GOAL => Search the listing below for the word "HBSC" and copy each line that holds it.

INPUT DATA =>
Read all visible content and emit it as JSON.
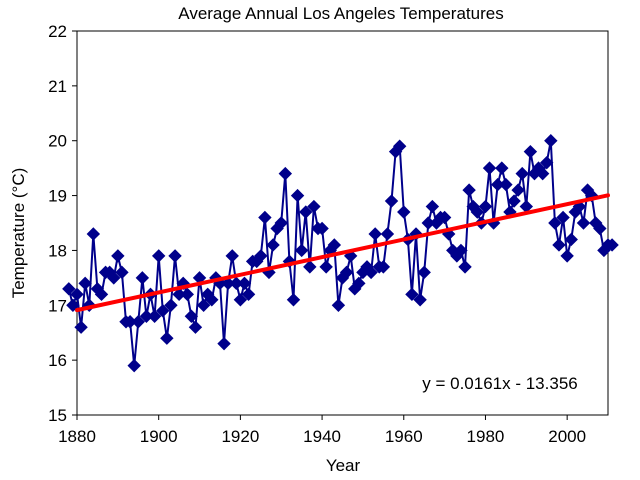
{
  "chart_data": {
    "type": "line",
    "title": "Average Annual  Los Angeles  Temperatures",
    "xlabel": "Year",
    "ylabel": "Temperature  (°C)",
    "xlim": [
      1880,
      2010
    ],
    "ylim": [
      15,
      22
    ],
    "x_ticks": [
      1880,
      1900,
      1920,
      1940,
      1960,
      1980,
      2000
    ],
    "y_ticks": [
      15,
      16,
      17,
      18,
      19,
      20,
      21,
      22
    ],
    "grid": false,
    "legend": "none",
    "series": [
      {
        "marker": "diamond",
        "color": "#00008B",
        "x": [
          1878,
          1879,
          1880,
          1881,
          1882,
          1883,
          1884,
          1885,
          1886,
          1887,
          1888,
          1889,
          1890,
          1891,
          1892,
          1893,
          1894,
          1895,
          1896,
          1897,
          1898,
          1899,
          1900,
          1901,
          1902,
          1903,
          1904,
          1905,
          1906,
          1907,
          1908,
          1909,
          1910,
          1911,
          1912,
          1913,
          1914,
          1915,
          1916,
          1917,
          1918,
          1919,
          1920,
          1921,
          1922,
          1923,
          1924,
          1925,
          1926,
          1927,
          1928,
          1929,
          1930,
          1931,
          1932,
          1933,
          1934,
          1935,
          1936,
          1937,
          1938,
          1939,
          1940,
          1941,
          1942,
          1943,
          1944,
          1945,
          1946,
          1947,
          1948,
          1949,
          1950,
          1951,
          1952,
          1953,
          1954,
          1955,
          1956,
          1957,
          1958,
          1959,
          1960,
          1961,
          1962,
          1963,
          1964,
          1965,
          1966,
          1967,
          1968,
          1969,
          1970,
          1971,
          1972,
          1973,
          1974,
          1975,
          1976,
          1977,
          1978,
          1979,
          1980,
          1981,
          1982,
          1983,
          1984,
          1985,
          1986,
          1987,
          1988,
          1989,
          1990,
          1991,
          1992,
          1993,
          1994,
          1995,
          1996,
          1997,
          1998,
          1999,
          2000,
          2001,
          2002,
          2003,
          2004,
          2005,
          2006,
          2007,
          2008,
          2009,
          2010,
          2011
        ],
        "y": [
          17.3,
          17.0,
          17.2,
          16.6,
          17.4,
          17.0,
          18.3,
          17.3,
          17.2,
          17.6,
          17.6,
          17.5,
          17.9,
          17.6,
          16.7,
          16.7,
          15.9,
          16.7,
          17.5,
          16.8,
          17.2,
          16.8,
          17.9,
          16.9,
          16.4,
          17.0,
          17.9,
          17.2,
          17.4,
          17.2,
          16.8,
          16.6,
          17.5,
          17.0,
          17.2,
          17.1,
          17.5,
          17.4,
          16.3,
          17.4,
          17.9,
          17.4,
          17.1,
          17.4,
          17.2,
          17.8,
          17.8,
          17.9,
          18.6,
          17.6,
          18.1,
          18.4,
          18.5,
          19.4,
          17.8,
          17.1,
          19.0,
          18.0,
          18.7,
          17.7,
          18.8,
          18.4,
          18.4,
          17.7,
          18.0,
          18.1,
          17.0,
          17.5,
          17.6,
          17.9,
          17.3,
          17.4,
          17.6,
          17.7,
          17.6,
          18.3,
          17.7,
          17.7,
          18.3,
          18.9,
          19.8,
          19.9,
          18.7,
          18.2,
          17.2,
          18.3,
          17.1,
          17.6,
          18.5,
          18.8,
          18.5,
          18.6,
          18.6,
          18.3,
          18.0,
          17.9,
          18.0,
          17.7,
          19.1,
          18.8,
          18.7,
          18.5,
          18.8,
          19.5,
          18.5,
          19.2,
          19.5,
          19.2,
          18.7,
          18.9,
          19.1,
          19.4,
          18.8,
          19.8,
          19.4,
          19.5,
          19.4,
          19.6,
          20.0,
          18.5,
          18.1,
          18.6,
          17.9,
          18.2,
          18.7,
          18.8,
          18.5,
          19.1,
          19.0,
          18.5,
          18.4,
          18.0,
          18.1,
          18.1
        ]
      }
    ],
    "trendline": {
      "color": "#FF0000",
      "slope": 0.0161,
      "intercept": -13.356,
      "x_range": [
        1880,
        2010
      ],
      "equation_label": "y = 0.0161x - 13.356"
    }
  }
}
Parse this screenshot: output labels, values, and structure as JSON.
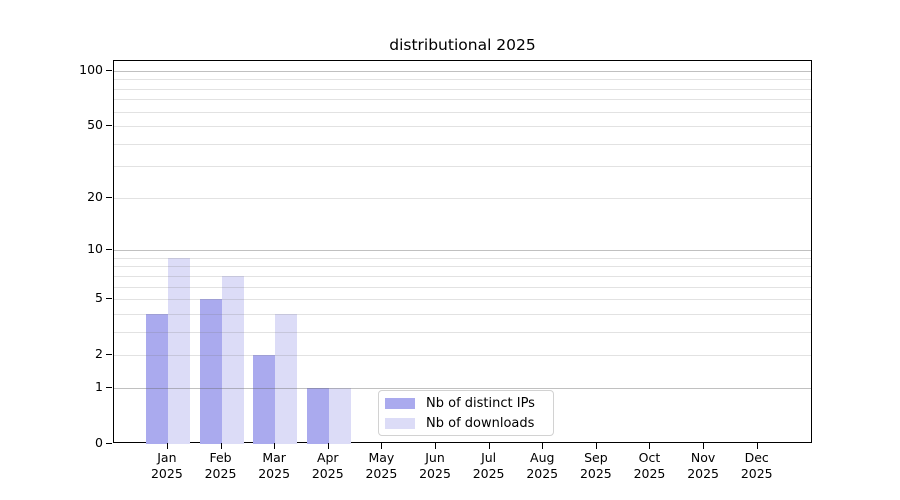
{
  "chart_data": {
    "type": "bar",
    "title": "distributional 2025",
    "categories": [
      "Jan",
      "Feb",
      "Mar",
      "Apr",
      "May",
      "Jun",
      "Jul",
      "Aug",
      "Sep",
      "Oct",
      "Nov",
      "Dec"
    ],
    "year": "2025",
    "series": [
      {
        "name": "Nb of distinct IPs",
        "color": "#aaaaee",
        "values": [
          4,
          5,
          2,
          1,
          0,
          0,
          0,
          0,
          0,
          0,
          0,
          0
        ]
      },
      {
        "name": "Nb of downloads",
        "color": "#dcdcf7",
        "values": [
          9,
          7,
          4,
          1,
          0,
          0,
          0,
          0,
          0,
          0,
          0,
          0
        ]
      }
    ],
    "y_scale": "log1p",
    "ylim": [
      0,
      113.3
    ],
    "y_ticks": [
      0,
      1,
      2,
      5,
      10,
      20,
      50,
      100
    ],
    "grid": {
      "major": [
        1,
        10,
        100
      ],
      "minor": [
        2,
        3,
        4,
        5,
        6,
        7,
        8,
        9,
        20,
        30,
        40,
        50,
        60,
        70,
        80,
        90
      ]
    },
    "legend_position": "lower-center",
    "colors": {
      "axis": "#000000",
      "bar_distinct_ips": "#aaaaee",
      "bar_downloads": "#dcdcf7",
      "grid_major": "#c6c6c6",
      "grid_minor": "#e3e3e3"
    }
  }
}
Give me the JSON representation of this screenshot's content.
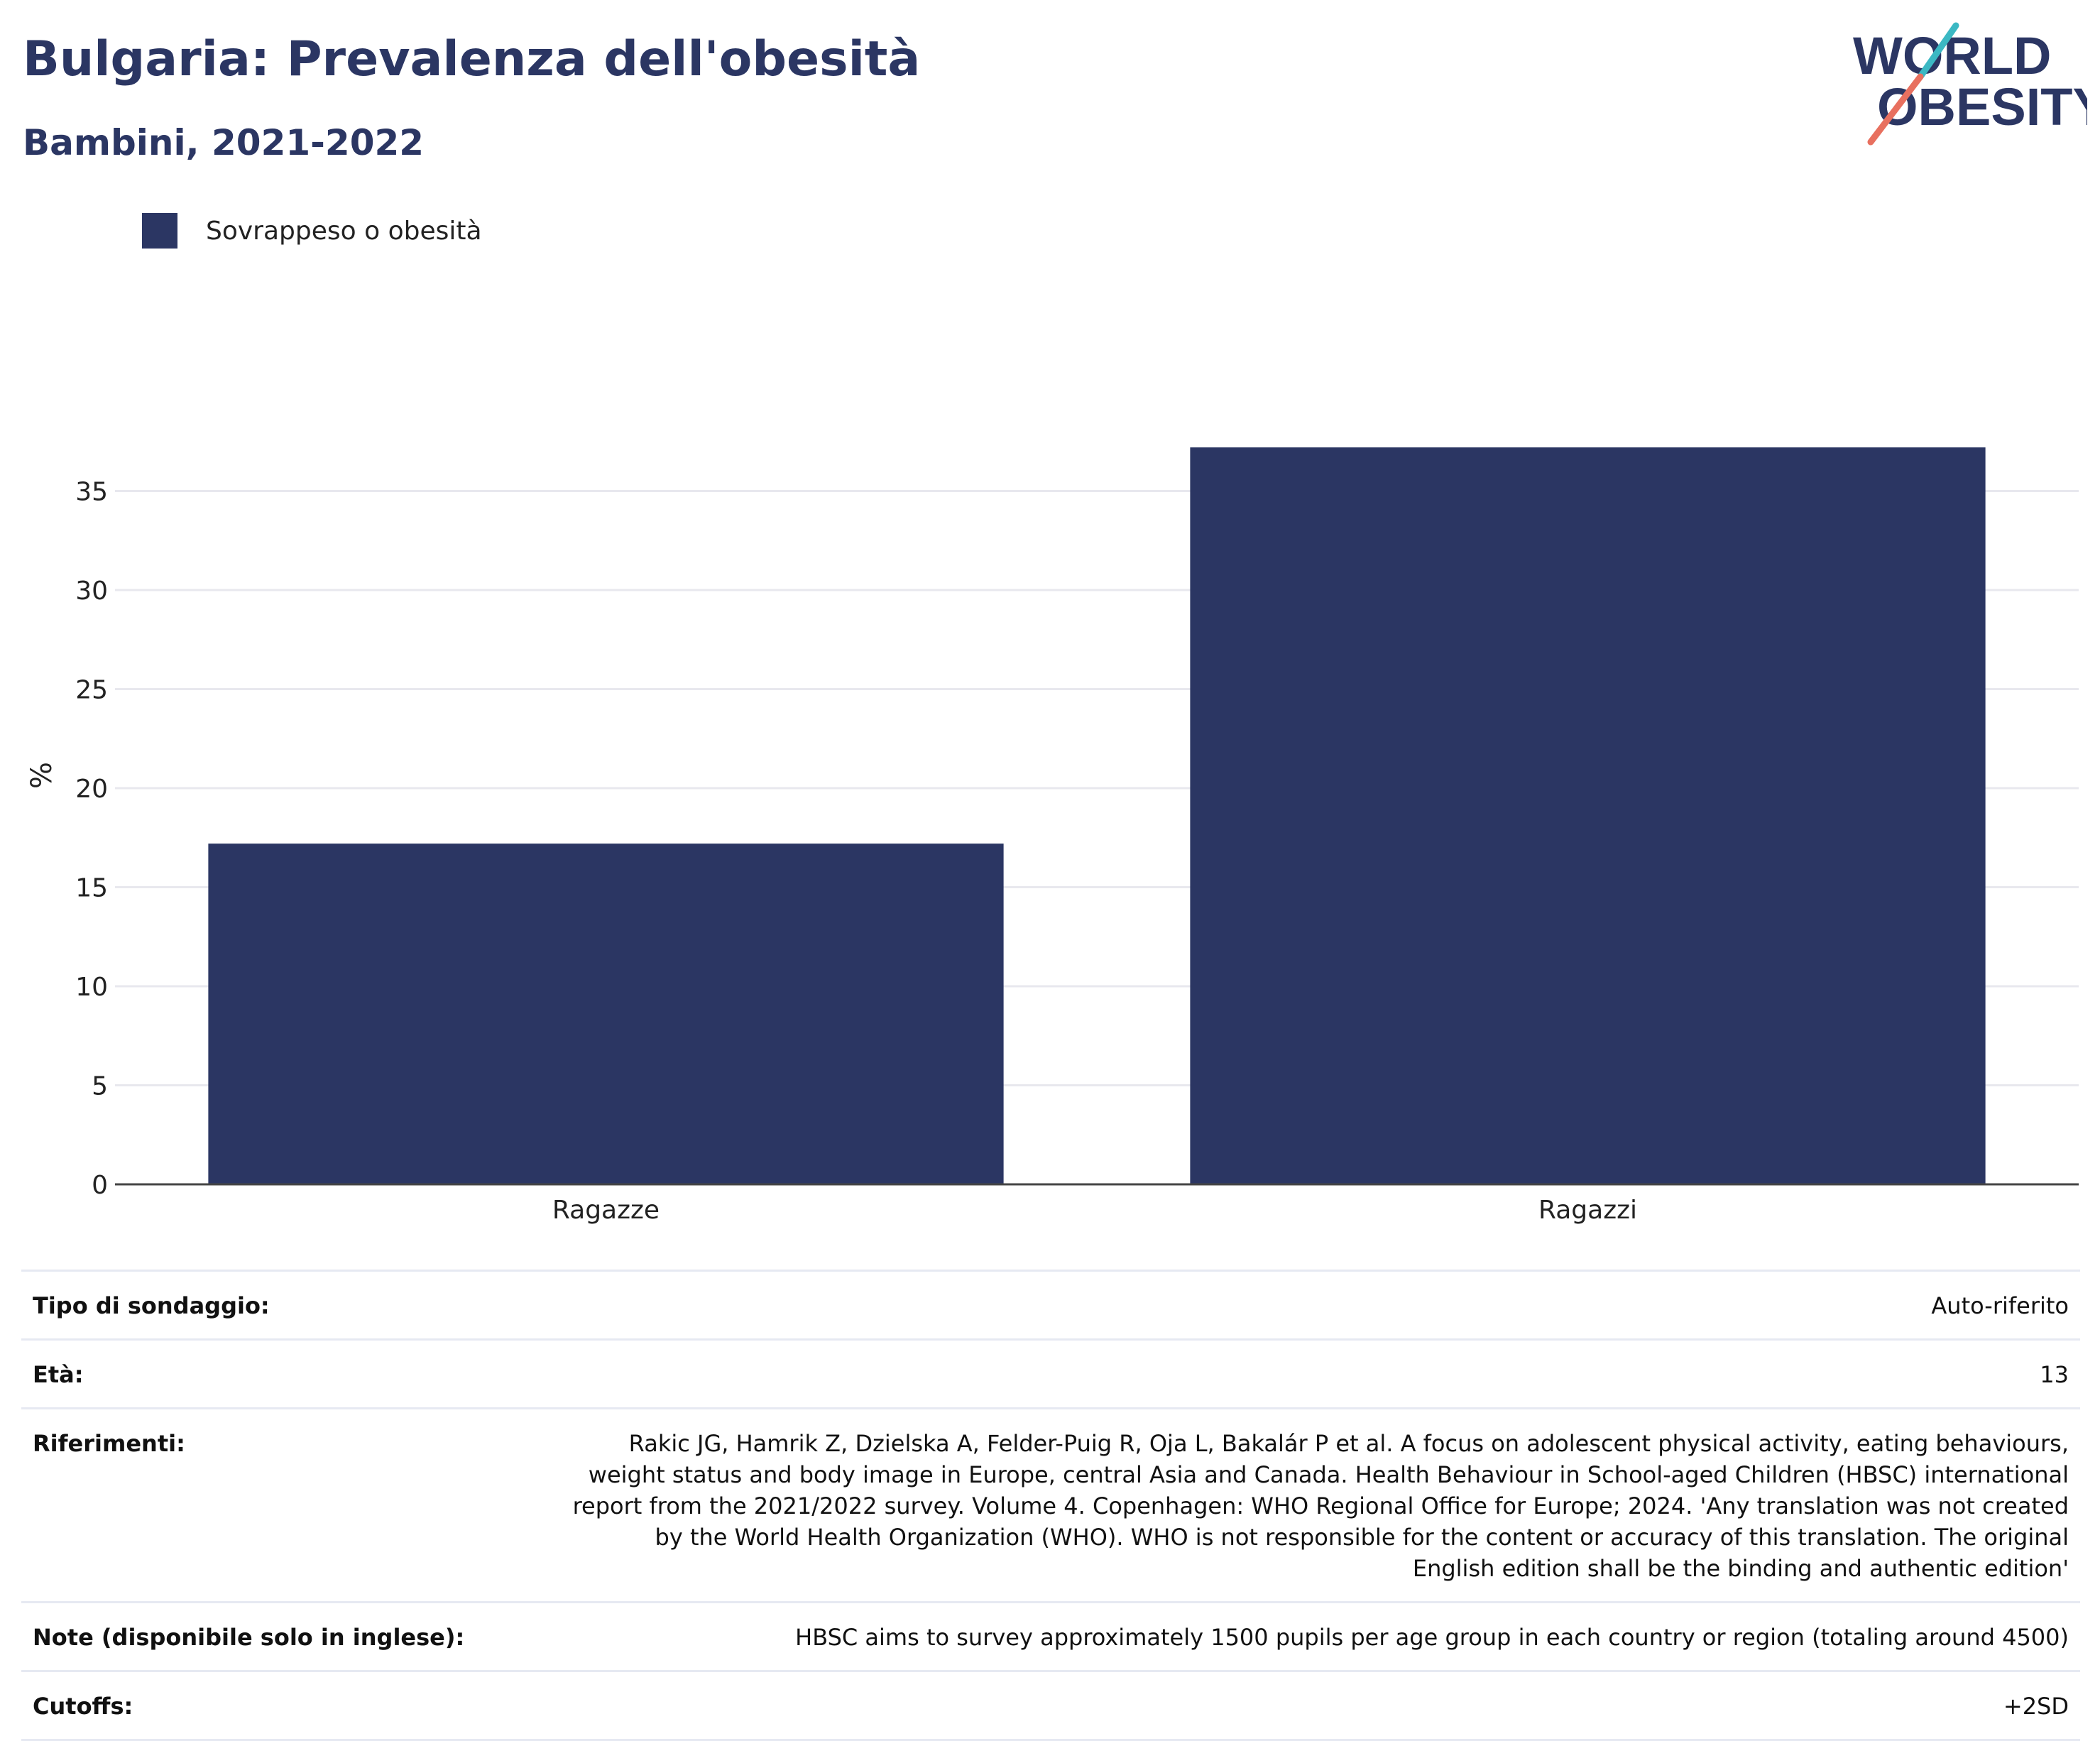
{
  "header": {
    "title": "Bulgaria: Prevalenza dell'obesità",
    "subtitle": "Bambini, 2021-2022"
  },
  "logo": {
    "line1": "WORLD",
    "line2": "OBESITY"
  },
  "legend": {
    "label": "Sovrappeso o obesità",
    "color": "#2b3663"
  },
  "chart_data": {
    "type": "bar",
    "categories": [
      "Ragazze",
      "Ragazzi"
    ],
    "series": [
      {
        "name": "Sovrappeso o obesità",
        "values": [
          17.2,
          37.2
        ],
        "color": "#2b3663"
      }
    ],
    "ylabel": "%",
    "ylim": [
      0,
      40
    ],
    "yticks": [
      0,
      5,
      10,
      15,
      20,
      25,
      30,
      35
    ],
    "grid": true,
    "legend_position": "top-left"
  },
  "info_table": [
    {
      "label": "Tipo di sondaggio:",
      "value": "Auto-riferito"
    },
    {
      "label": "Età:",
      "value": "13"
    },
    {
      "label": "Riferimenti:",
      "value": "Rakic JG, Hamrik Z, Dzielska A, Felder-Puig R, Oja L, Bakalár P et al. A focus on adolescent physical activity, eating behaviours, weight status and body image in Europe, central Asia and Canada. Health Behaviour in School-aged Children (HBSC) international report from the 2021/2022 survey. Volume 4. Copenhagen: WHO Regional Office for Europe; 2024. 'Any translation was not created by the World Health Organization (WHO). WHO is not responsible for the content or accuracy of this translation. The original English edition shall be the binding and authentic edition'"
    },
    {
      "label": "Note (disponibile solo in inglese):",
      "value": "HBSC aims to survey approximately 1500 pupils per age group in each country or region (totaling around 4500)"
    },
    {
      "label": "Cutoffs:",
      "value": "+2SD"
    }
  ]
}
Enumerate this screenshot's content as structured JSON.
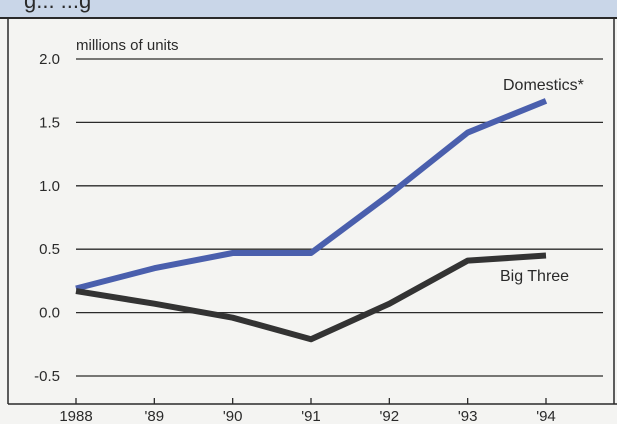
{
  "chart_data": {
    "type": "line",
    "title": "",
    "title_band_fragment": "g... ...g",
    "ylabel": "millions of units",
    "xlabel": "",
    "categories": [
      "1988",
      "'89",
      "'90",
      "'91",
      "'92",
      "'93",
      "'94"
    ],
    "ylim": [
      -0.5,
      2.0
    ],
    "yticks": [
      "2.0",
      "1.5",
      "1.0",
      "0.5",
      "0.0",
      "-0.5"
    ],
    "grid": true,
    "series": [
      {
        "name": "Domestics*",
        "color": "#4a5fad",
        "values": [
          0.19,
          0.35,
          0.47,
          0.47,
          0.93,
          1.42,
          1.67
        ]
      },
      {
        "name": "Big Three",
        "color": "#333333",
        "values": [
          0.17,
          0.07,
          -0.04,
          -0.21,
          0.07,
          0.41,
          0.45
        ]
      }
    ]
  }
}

COMPLETE RESPONSE =>
      "value": "Rakic JG, Hamrik Z, Dzielska A, Felder-Puig R, Oja L, Bakalár P et al. A focus on adolescent physical activity, eating behaviours, weight status and body image in Europe, central Asia and Canada. Health Behaviour in School-aged Children (HBSC) international report from the 2021/2022 survey. Volume 4. Copenhagen: WHO Regional Office for Europe; 2024. 'Any translation was not created by the World Health Organization (WHO). WHO is not responsible for the content or accuracy of this translation. The original English edition shall be the binding and authentic edition'"
      "value": "HBSC aims to survey approximately 1500 pupils per age group in each country or region (totaling around 4500)"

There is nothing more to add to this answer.